**Aim of the exercise**
Turn everything from the start of the items down to and including the line that contains "hero-section: HOME ABOUT" into a Markdown table with two columns, Row and Text. Number each line in Row, put the line itself in Text, and leave out blank lines.

........

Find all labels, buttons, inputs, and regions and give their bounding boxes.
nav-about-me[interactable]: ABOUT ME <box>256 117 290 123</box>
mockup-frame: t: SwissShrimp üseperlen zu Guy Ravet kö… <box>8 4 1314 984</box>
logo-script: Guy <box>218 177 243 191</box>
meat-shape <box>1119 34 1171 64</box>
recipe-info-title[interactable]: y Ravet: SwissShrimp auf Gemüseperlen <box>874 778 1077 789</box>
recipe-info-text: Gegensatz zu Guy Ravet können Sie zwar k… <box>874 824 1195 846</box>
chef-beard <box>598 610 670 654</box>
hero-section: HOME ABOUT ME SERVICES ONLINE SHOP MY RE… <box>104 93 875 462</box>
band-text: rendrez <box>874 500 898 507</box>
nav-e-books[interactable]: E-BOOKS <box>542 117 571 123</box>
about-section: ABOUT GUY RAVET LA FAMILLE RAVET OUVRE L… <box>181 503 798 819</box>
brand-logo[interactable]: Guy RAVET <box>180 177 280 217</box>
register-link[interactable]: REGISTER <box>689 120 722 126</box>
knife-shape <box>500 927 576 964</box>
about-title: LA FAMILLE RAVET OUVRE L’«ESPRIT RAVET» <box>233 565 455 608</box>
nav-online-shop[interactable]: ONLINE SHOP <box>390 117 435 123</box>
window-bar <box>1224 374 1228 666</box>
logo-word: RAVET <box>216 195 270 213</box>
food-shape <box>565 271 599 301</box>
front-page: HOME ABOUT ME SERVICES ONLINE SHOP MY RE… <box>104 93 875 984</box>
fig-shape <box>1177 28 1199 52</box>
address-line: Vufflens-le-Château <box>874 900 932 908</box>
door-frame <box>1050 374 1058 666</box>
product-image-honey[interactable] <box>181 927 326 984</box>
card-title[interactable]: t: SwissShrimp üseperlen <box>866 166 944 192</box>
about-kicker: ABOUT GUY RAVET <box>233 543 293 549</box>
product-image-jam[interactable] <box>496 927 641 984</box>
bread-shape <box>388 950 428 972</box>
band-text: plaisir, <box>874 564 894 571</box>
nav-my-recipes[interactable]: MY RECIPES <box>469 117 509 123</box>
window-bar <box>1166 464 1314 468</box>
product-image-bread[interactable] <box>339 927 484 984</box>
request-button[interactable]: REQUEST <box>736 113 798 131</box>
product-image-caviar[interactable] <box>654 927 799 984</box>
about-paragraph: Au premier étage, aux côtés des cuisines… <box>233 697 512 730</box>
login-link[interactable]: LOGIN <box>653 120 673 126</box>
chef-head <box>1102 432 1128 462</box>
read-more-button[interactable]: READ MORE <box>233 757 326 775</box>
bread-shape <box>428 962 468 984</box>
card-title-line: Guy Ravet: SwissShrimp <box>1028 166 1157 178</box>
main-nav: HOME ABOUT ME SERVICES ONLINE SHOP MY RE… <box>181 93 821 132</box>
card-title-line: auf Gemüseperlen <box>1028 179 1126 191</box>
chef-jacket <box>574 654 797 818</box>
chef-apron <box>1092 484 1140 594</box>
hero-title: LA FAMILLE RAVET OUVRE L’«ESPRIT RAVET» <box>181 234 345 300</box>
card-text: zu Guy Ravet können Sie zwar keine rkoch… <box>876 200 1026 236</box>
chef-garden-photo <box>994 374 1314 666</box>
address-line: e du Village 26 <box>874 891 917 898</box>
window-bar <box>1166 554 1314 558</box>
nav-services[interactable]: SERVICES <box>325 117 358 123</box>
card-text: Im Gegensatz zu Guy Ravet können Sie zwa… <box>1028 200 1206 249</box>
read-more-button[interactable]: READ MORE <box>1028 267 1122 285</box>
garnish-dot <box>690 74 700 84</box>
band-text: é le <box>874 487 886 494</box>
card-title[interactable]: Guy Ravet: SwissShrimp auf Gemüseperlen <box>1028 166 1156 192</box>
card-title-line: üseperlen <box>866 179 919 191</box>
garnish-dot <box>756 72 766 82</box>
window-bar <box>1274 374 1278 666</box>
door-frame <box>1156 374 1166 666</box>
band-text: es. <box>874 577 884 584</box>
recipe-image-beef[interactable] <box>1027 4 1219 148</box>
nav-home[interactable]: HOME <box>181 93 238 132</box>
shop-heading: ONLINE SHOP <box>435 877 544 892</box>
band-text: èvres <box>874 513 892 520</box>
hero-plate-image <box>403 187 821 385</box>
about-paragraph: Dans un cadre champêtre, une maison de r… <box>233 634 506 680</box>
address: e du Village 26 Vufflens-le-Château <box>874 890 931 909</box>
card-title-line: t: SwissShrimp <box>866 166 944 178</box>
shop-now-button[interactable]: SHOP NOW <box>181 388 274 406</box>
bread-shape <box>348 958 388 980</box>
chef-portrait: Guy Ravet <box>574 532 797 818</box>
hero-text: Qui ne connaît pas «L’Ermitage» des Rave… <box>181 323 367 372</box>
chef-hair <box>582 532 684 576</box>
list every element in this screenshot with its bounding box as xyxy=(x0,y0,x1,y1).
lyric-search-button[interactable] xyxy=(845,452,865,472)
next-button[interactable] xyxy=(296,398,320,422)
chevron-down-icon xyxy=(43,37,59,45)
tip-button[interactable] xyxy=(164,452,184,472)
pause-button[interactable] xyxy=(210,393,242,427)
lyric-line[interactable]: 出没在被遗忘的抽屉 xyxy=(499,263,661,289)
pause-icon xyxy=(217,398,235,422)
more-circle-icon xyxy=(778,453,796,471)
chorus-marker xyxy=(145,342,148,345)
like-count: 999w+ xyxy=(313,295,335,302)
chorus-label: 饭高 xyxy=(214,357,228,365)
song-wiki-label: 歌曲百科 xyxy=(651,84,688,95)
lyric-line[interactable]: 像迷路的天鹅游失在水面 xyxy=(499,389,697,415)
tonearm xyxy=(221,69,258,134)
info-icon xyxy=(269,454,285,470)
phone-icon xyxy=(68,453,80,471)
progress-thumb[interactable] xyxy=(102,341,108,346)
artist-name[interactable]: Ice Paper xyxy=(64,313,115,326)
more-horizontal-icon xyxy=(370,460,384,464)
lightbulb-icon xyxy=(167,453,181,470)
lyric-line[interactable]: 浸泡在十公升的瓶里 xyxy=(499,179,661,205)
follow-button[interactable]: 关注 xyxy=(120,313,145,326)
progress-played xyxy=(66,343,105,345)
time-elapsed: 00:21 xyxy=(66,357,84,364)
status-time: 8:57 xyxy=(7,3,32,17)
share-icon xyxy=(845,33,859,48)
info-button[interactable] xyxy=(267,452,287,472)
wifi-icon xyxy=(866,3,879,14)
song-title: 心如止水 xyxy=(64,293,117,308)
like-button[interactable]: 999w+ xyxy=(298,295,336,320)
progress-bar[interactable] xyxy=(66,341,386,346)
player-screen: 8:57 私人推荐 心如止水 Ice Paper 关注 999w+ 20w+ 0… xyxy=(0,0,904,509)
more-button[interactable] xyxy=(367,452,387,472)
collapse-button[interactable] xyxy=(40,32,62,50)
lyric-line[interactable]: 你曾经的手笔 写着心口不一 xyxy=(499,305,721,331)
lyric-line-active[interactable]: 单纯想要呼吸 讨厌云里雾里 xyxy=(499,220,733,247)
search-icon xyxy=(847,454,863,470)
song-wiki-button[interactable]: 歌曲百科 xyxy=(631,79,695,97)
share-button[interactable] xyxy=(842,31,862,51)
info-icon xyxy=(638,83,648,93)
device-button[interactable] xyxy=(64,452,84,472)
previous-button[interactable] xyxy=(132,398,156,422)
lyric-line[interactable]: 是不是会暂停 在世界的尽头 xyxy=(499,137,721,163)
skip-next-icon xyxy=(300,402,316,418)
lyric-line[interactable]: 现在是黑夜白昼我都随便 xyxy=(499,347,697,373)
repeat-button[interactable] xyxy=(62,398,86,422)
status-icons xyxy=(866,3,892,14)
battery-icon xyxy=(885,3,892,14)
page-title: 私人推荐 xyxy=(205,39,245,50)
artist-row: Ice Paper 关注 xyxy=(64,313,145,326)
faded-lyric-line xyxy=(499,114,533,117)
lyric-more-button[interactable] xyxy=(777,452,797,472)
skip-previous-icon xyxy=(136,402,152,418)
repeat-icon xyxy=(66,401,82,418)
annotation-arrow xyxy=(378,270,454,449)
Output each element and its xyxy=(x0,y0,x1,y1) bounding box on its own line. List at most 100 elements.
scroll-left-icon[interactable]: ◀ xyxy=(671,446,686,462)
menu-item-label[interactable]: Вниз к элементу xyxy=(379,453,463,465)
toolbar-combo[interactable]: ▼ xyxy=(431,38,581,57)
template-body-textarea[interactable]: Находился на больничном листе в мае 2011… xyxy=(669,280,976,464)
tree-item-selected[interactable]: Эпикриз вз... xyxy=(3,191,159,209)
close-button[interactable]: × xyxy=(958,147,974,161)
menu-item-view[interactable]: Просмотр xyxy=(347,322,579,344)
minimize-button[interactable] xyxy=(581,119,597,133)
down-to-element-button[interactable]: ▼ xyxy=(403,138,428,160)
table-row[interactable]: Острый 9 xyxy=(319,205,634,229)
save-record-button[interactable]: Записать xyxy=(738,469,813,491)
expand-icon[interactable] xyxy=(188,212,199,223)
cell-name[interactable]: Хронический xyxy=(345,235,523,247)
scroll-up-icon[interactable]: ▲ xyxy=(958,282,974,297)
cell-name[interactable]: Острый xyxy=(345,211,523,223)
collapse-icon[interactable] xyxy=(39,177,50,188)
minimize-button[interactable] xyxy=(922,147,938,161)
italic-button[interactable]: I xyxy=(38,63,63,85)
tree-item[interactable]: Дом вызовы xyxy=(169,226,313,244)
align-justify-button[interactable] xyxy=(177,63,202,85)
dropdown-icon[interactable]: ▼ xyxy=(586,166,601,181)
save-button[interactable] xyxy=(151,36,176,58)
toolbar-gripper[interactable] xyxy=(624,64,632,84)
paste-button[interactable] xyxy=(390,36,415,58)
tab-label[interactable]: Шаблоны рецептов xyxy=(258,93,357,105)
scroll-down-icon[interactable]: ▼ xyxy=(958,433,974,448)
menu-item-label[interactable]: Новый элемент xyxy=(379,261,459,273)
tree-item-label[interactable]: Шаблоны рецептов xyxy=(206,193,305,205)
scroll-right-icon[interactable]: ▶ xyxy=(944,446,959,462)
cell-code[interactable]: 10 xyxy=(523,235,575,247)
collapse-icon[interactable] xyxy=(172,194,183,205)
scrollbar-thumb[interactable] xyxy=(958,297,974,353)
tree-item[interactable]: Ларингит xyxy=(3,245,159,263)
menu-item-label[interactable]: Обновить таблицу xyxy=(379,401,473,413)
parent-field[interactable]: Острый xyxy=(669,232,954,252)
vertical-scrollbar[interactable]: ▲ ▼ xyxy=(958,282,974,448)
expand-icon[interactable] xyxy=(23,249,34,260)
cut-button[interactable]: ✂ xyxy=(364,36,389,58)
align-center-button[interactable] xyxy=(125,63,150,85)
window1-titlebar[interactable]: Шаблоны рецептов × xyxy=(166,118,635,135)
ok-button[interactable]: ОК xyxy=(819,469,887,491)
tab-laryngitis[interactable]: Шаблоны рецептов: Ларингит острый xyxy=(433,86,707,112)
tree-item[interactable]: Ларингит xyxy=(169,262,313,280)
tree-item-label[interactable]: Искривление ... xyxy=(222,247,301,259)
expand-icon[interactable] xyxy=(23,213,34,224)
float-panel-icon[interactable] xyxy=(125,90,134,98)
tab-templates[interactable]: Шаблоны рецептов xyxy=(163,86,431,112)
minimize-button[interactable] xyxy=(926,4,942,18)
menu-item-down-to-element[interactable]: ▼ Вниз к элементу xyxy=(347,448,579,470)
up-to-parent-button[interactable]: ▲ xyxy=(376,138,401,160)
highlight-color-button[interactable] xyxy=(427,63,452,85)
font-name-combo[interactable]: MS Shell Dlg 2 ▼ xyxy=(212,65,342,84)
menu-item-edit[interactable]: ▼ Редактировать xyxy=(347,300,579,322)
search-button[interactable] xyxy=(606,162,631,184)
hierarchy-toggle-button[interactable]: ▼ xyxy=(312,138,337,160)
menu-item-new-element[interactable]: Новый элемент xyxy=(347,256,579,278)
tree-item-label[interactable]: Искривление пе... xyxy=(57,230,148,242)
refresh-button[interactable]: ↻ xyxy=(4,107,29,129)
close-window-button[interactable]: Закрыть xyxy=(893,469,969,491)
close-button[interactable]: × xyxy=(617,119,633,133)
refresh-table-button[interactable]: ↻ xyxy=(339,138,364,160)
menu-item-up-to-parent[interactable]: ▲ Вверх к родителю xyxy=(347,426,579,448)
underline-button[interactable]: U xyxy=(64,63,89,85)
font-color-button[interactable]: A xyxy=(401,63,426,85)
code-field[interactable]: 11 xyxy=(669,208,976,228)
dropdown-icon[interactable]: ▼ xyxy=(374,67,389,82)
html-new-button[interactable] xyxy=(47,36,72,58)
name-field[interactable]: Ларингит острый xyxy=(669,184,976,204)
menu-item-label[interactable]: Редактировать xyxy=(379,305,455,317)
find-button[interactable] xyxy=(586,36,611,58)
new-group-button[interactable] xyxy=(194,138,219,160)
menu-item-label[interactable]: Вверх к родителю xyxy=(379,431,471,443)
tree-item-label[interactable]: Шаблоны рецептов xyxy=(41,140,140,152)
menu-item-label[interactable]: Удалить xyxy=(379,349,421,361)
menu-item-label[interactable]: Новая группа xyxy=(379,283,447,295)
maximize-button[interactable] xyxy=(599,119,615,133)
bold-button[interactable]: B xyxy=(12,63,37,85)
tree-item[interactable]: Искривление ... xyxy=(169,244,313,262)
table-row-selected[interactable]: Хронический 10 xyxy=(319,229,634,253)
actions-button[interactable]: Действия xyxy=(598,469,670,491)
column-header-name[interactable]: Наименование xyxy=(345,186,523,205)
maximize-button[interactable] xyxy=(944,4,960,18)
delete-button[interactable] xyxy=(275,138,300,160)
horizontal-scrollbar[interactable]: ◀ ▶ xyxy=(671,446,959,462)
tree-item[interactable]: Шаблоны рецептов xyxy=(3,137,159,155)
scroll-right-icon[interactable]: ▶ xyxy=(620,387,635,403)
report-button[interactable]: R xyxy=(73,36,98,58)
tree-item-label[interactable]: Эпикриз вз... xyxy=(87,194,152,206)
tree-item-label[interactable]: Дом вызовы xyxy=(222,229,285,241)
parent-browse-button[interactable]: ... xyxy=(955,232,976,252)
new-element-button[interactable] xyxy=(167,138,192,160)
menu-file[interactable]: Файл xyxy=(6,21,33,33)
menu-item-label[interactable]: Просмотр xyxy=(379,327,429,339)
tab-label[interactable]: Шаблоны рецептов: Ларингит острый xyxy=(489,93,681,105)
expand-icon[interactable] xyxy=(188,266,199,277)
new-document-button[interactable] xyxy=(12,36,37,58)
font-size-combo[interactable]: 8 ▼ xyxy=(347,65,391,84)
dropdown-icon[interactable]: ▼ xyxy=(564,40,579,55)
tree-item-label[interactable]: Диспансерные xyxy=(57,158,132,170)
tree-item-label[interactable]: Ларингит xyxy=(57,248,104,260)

........

**Solved exercise**
| Row | Text |
|---|---|
| 1 | Find all labels, buttons, inputs, and regions and give their bounding boxes. |
| 2 | nav-about-me[interactable]: ABOUT ME <box>256 117 290 123</box> |
| 3 | mockup-frame: t: SwissShrimp üseperlen zu Guy Ravet kö… <box>8 4 1314 984</box> |
| 4 | logo-script: Guy <box>218 177 243 191</box> |
| 5 | meat-shape <box>1119 34 1171 64</box> |
| 6 | recipe-info-title[interactable]: y Ravet: SwissShrimp auf Gemüseperlen <box>874 778 1077 789</box> |
| 7 | recipe-info-text: Gegensatz zu Guy Ravet können Sie zwar k… <box>874 824 1195 846</box> |
| 8 | chef-beard <box>598 610 670 654</box> |
| 9 | hero-section: HOME ABOUT ME SERVICES ONLINE SHOP MY RE… <box>104 93 875 462</box> |